> [TO BE DONE]
Each line containing the word "WOODLAWN" needs to be copied.

> [RECORD SET]
----
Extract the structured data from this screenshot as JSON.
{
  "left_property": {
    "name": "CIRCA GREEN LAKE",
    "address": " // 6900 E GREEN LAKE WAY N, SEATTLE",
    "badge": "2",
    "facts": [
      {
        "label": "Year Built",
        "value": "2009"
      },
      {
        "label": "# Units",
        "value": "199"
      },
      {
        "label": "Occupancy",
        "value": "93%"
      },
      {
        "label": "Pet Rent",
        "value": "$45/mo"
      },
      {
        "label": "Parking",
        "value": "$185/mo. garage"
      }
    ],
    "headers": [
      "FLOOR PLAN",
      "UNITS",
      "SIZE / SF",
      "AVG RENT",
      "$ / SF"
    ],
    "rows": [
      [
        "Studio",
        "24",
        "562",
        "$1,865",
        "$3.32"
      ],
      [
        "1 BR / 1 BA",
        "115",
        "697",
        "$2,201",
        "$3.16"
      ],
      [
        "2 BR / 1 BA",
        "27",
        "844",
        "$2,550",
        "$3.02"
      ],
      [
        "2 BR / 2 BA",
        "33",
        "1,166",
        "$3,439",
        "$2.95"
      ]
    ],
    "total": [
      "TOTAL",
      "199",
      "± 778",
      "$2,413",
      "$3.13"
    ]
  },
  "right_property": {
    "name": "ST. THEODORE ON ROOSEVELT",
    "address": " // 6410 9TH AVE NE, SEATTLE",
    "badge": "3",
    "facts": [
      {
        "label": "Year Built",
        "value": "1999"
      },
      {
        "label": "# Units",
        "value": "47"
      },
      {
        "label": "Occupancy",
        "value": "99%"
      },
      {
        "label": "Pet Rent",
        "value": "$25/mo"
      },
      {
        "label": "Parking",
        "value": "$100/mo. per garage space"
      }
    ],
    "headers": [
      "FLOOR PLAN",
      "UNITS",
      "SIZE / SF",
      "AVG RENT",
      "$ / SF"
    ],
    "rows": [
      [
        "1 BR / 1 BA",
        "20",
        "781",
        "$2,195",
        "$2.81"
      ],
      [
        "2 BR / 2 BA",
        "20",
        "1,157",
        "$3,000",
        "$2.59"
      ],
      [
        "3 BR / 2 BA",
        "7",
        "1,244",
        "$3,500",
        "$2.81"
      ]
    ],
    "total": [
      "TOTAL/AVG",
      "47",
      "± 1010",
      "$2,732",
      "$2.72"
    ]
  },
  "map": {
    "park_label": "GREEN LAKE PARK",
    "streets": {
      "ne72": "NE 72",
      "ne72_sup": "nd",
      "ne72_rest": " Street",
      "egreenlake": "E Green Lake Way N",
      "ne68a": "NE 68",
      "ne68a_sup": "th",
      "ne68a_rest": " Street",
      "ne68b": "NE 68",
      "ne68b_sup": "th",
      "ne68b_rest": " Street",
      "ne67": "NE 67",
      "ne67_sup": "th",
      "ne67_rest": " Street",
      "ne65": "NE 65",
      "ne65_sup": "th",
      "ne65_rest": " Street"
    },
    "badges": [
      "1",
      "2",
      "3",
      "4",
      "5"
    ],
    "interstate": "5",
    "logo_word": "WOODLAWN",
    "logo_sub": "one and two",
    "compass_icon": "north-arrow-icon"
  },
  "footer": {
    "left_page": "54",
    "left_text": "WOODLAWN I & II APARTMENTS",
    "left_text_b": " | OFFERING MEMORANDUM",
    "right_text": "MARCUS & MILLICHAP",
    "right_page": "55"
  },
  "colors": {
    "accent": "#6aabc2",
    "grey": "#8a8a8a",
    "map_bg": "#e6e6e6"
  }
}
----
> [TASK OUTPUT]
    "logo_word": "WOODLAWN",
    "left_text": "WOODLAWN I & II APARTMENTS",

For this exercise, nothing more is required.